*WRITTEN REQUEST*. Copy out each of the records below line for line, changing nothing.

*Layout records*.
------------------------------------------------

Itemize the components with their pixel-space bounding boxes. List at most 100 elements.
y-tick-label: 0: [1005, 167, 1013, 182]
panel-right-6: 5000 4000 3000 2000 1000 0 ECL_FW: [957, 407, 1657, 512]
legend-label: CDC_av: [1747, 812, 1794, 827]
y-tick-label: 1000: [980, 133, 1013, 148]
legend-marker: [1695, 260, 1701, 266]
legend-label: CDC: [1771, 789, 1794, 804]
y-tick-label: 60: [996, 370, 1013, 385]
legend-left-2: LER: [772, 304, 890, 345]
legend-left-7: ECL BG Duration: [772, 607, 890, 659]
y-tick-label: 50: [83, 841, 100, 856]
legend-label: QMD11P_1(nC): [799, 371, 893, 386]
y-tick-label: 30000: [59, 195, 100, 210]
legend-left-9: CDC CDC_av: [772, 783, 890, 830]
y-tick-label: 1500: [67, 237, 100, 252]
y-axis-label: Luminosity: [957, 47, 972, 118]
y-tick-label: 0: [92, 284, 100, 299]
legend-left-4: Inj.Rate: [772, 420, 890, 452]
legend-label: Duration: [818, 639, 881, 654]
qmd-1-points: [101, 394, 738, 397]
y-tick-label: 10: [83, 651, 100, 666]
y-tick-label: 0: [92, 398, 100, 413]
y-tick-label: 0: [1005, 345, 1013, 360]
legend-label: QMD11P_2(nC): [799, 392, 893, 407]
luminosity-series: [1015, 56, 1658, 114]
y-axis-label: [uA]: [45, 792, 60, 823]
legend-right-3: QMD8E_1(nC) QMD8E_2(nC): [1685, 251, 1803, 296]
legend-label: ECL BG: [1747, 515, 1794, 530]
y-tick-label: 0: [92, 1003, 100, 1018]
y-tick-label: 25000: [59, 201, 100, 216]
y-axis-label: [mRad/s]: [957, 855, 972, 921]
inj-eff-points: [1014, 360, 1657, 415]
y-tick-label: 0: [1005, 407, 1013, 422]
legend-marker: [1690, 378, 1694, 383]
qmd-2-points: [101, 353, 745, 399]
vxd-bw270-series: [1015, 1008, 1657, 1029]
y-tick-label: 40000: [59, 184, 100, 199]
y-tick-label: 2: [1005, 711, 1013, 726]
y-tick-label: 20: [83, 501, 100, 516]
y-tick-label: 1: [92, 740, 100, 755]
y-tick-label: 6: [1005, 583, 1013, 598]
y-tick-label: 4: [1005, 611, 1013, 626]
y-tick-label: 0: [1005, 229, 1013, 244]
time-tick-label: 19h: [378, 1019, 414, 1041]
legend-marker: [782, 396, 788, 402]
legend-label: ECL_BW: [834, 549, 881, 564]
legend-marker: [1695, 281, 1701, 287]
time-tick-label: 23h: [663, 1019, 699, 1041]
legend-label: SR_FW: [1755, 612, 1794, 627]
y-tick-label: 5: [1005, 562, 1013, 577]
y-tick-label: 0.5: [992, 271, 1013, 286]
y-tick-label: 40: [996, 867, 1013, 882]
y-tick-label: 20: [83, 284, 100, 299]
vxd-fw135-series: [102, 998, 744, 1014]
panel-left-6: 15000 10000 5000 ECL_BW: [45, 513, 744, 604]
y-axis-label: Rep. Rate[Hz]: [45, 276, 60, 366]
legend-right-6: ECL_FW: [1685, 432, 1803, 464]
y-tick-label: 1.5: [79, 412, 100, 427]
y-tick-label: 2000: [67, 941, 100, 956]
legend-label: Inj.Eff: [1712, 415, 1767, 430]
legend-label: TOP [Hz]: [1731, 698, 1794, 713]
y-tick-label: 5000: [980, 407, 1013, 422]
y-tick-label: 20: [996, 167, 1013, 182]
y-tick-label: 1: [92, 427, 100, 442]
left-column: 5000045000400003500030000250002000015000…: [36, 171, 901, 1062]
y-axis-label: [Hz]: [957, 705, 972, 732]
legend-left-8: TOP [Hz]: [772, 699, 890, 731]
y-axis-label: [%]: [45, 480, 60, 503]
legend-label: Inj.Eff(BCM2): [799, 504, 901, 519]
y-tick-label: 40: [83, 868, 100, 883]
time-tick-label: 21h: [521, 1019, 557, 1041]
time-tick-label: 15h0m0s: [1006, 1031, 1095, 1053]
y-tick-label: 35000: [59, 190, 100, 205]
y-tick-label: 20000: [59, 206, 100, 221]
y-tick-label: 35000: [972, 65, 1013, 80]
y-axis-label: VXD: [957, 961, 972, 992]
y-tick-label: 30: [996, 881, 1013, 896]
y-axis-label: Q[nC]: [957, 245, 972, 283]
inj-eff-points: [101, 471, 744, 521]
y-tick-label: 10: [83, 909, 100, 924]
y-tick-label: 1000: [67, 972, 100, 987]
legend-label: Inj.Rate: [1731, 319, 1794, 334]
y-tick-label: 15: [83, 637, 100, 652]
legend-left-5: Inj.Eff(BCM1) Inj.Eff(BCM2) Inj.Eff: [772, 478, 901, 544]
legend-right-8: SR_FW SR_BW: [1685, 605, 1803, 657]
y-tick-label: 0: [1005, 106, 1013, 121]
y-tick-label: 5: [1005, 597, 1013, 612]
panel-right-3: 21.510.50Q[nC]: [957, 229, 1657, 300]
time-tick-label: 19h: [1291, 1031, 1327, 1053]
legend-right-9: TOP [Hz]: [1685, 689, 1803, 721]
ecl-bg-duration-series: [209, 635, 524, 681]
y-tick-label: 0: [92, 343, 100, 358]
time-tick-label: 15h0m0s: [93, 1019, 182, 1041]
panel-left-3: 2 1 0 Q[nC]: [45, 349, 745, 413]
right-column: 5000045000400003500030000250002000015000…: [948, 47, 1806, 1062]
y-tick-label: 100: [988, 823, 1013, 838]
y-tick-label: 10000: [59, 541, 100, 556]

------------------------------------------------

*FULL OUTPUT*.
Itemize the components with their pixel-space bounding boxes. List at most 100 elements.
y-tick-label: 0: [1005, 167, 1013, 182]
panel-right-6: 5000 4000 3000 2000 1000 0 ECL_FW: [957, 407, 1657, 512]
legend-label: CDC_av: [1747, 812, 1794, 827]
y-tick-label: 1000: [980, 133, 1013, 148]
legend-marker: [1695, 260, 1701, 266]
legend-label: CDC: [1771, 789, 1794, 804]
y-tick-label: 60: [996, 370, 1013, 385]
legend-left-2: LER: [772, 304, 890, 345]
legend-left-7: ECL BG Duration: [772, 607, 890, 659]
y-tick-label: 50: [83, 841, 100, 856]
legend-label: QMD11P_1(nC): [799, 371, 893, 386]
y-tick-label: 30000: [59, 195, 100, 210]
legend-left-9: CDC CDC_av: [772, 783, 890, 830]
y-tick-label: 1500: [67, 237, 100, 252]
y-axis-label: Luminosity: [957, 47, 972, 118]
y-tick-label: 0: [92, 284, 100, 299]
legend-left-4: Inj.Rate: [772, 420, 890, 452]
legend-label: Duration: [818, 639, 881, 654]
qmd-1-points: [101, 394, 738, 397]
y-tick-label: 10: [83, 651, 100, 666]
y-tick-label: 0: [92, 398, 100, 413]
y-tick-label: 0: [1005, 345, 1013, 360]
legend-label: QMD11P_2(nC): [799, 392, 893, 407]
luminosity-series: [1015, 56, 1658, 114]
y-axis-label: [uA]: [45, 792, 60, 823]
legend-right-3: QMD8E_1(nC) QMD8E_2(nC): [1685, 251, 1803, 296]
legend-label: ECL BG: [1747, 515, 1794, 530]
y-tick-label: 0: [92, 1003, 100, 1018]
y-tick-label: 25000: [59, 201, 100, 216]
y-axis-label: [mRad/s]: [957, 855, 972, 921]
inj-eff-points: [1014, 360, 1657, 415]
y-tick-label: 0: [1005, 407, 1013, 422]
legend-marker: [1690, 378, 1694, 383]
qmd-2-points: [101, 353, 745, 399]
vxd-bw270-series: [1015, 1008, 1657, 1029]
y-tick-label: 40000: [59, 184, 100, 199]
y-tick-label: 2: [1005, 711, 1013, 726]
y-tick-label: 20: [83, 501, 100, 516]
y-tick-label: 1: [92, 740, 100, 755]
y-tick-label: 6: [1005, 583, 1013, 598]
y-tick-label: 4: [1005, 611, 1013, 626]
y-tick-label: 0: [1005, 229, 1013, 244]
time-tick-label: 19h: [378, 1019, 414, 1041]
legend-marker: [782, 396, 788, 402]
legend-label: ECL_BW: [834, 549, 881, 564]
legend-marker: [1695, 281, 1701, 287]
time-tick-label: 23h: [663, 1019, 699, 1041]
legend-label: SR_FW: [1755, 612, 1794, 627]
y-tick-label: 5: [1005, 562, 1013, 577]
y-tick-label: 0.5: [992, 271, 1013, 286]
y-tick-label: 40: [996, 867, 1013, 882]
y-tick-label: 20: [83, 284, 100, 299]
vxd-fw135-series: [102, 998, 744, 1014]
panel-left-6: 15000 10000 5000 ECL_BW: [45, 513, 744, 604]
y-axis-label: Rep. Rate[Hz]: [45, 276, 60, 366]
legend-right-6: ECL_FW: [1685, 432, 1803, 464]
y-tick-label: 1.5: [79, 412, 100, 427]
y-tick-label: 2000: [67, 941, 100, 956]
legend-label: Inj.Eff: [1712, 415, 1767, 430]
legend-label: TOP [Hz]: [1731, 698, 1794, 713]
y-tick-label: 5000: [980, 407, 1013, 422]
y-tick-label: 20: [996, 167, 1013, 182]
y-tick-label: 1: [92, 427, 100, 442]
left-column: 5000045000400003500030000250002000015000…: [36, 171, 901, 1062]
y-axis-label: [Hz]: [957, 705, 972, 732]
legend-left-8: TOP [Hz]: [772, 699, 890, 731]
y-axis-label: [%]: [45, 480, 60, 503]
legend-label: Inj.Eff(BCM2): [799, 504, 901, 519]
y-tick-label: 40: [83, 868, 100, 883]
time-tick-label: 21h: [521, 1019, 557, 1041]
time-tick-label: 15h0m0s: [1006, 1031, 1095, 1053]
y-tick-label: 35000: [59, 190, 100, 205]
y-tick-label: 20000: [59, 206, 100, 221]
y-tick-label: 35000: [972, 65, 1013, 80]
y-axis-label: VXD: [957, 961, 972, 992]
y-tick-label: 30: [996, 881, 1013, 896]
y-axis-label: Q[nC]: [957, 245, 972, 283]
inj-eff-points: [101, 471, 744, 521]
y-tick-label: 10: [83, 909, 100, 924]
y-tick-label: 1000: [67, 972, 100, 987]
legend-label: Inj.Rate: [1731, 319, 1794, 334]
y-tick-label: 15: [83, 637, 100, 652]
legend-left-5: Inj.Eff(BCM1) Inj.Eff(BCM2) Inj.Eff: [772, 478, 901, 544]
legend-right-8: SR_FW SR_BW: [1685, 605, 1803, 657]
y-tick-label: 0: [1005, 106, 1013, 121]
y-tick-label: 5: [1005, 597, 1013, 612]
panel-right-3: 21.510.50Q[nC]: [957, 229, 1657, 300]
time-tick-label: 19h: [1291, 1031, 1327, 1053]
legend-right-9: TOP [Hz]: [1685, 689, 1803, 721]
ecl-bg-duration-series: [209, 635, 524, 681]
y-tick-label: 0: [92, 343, 100, 358]
time-tick-label: 15h0m0s: [93, 1019, 182, 1041]
panel-left-3: 2 1 0 Q[nC]: [45, 349, 745, 413]
right-column: 5000045000400003500030000250002000015000…: [948, 47, 1806, 1062]
y-tick-label: 100: [988, 823, 1013, 838]
y-tick-label: 10000: [59, 541, 100, 556]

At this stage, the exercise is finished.